Input data »
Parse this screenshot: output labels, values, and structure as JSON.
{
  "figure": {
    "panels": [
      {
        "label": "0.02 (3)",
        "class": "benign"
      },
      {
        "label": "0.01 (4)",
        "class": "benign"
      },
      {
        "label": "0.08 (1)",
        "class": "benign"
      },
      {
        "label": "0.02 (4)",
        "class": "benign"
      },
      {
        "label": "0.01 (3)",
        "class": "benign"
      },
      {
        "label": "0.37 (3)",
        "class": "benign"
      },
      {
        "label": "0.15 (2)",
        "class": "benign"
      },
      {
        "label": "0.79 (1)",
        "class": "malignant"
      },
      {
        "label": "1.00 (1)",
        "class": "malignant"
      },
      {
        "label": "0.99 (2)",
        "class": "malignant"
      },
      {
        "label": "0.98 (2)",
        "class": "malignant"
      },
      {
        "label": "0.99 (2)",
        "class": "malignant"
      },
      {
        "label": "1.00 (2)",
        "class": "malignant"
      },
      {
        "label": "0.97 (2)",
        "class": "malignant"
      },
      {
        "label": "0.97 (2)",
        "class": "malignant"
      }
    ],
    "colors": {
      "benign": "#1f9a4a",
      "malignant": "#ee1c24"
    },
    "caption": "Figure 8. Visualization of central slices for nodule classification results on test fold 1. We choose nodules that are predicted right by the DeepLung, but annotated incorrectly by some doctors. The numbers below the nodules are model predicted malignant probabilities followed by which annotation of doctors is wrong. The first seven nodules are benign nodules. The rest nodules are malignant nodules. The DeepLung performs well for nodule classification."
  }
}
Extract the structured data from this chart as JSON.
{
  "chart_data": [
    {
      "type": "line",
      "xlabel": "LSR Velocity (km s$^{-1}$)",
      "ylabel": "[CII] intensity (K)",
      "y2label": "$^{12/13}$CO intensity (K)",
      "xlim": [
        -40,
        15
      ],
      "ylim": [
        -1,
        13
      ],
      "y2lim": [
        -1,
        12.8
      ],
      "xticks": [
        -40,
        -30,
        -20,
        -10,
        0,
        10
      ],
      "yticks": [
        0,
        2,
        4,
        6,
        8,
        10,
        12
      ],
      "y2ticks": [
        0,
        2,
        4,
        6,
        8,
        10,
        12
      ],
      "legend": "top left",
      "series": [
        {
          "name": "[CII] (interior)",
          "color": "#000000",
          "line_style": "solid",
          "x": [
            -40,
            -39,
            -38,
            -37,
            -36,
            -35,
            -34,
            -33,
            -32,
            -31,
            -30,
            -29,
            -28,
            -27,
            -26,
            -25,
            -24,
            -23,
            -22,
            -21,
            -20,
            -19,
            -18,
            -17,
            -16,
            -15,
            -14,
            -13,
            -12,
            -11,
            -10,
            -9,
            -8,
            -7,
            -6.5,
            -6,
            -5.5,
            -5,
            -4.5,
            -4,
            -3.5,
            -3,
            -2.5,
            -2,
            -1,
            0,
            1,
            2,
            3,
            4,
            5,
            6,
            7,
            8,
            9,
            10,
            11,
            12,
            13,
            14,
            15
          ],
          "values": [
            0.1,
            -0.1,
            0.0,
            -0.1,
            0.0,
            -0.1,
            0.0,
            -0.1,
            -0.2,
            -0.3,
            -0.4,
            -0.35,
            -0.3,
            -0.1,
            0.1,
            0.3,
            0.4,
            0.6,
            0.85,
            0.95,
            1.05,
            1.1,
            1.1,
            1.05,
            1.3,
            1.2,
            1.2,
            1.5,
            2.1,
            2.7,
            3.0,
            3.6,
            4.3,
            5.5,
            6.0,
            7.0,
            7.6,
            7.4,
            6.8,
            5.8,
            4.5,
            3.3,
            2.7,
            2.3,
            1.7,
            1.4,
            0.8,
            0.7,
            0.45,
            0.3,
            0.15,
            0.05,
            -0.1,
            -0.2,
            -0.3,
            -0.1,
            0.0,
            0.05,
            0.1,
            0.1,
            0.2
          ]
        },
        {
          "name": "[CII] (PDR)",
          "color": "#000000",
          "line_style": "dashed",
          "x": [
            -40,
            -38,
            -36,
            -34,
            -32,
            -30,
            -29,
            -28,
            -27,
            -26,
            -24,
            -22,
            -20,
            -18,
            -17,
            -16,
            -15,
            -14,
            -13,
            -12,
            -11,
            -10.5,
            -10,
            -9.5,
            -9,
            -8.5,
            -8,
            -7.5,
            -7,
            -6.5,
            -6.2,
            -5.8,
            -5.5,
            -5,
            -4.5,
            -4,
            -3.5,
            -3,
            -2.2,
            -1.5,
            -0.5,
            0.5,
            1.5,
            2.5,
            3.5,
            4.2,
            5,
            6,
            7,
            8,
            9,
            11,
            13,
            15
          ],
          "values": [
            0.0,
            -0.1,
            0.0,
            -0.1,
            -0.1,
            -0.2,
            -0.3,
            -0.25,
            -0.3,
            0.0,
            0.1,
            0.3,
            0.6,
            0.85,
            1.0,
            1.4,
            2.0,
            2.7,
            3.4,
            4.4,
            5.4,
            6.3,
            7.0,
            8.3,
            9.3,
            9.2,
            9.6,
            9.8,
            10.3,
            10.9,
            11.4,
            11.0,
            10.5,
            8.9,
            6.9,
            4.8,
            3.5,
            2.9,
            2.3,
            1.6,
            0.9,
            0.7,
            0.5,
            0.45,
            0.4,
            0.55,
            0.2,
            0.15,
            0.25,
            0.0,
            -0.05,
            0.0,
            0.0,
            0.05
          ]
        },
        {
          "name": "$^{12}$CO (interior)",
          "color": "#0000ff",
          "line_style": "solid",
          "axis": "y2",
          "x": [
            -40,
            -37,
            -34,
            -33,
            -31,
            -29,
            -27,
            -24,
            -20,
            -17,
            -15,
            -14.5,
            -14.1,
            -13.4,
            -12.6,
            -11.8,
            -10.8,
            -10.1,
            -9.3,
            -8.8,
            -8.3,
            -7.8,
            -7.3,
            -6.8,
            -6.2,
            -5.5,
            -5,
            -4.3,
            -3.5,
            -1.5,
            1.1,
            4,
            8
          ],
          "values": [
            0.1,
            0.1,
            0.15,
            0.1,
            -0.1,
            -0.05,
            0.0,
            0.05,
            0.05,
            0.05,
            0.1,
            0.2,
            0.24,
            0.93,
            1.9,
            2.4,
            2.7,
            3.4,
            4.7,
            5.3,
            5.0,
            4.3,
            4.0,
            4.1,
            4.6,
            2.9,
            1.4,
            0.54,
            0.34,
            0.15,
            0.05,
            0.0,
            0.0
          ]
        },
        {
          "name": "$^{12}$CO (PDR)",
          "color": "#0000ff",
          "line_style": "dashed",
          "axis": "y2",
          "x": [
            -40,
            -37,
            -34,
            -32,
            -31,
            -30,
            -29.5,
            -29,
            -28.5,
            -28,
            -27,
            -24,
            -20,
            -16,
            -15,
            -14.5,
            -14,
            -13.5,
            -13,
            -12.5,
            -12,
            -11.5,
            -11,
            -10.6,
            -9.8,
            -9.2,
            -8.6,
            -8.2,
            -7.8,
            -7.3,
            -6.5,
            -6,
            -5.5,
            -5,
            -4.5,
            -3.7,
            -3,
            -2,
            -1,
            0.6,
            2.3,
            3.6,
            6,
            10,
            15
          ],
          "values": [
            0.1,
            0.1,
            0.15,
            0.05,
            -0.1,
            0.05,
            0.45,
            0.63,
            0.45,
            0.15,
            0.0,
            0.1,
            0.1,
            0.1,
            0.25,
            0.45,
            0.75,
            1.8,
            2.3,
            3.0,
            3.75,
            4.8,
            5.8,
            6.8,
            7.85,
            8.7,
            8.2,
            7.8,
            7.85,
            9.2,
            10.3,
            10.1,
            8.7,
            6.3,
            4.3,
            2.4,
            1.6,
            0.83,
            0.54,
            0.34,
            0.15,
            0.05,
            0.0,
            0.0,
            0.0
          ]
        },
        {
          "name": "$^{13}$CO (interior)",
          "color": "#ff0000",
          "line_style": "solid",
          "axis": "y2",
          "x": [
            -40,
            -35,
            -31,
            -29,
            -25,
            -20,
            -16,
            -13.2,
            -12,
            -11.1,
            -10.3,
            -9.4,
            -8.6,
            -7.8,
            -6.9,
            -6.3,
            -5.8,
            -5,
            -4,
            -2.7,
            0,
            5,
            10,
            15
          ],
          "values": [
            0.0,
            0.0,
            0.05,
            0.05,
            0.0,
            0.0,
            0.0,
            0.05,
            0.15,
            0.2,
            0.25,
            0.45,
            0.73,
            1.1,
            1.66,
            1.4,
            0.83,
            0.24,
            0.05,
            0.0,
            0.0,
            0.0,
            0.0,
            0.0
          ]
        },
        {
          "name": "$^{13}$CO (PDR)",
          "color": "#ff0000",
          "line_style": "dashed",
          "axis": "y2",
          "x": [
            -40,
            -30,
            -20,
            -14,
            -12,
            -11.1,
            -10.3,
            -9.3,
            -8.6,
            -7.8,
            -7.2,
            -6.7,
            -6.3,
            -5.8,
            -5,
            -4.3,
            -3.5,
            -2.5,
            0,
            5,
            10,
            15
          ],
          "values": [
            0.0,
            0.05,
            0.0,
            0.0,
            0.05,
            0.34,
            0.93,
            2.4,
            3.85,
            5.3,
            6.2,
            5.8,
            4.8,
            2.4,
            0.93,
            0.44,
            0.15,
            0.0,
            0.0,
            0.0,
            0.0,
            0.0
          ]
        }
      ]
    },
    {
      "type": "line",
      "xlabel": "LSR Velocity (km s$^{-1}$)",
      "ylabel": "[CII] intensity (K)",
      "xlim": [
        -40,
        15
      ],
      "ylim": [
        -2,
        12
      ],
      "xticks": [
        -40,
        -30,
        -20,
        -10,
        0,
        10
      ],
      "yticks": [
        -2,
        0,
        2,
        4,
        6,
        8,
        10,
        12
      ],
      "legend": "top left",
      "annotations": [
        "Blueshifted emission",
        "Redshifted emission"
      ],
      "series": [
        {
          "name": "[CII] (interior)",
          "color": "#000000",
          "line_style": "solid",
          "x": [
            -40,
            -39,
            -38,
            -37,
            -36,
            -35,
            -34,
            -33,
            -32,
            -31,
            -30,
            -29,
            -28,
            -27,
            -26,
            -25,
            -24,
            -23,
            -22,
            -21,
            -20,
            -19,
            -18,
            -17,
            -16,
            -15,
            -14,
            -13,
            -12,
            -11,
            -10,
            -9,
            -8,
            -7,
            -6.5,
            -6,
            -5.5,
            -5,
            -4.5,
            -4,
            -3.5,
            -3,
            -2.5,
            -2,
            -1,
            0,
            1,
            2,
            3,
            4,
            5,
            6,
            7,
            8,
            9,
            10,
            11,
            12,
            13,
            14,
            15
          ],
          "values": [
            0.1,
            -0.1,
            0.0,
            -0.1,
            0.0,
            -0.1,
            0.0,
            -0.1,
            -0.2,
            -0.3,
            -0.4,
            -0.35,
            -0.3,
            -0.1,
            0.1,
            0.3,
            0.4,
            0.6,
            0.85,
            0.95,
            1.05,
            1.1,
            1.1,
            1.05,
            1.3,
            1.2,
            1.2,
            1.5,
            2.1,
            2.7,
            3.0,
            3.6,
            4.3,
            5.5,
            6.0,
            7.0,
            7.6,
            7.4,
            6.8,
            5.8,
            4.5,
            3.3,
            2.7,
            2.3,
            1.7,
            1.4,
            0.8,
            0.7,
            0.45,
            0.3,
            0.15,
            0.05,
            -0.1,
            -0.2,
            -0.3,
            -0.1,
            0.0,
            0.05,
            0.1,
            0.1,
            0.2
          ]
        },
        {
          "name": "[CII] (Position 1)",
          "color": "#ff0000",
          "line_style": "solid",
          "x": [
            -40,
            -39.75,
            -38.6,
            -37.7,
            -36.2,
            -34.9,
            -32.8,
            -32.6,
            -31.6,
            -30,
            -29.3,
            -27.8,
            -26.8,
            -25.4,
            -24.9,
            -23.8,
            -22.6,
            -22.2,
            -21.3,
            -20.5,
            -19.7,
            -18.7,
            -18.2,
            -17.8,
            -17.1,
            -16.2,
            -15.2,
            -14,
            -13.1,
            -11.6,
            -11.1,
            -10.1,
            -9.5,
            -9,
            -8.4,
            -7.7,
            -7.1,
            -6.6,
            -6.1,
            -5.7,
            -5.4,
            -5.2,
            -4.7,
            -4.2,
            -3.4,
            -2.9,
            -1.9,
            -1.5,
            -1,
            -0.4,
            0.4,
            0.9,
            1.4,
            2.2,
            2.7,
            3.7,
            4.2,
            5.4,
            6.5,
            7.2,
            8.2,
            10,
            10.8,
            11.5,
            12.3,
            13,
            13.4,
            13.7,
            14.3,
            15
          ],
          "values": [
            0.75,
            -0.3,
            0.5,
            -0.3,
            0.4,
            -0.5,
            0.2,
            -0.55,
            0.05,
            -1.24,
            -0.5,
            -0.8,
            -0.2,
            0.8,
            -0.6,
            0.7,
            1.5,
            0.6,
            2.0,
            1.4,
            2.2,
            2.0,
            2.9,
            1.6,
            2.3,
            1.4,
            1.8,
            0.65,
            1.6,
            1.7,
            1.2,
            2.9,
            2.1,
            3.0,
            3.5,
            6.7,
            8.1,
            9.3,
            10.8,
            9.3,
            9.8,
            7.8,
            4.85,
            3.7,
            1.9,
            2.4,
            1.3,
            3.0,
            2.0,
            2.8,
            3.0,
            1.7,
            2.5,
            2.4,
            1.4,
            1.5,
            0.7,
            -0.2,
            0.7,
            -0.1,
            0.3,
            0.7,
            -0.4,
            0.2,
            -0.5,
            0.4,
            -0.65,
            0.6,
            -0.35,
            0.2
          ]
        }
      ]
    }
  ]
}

Exercise description » Search the preceding listing for the word "interior" and pull out every line that holds it.

Response »
          "name": "[CII] (interior)",
          "name": "$^{12}$CO (interior)",
          "name": "$^{13}$CO (interior)",
          "name": "[CII] (interior)",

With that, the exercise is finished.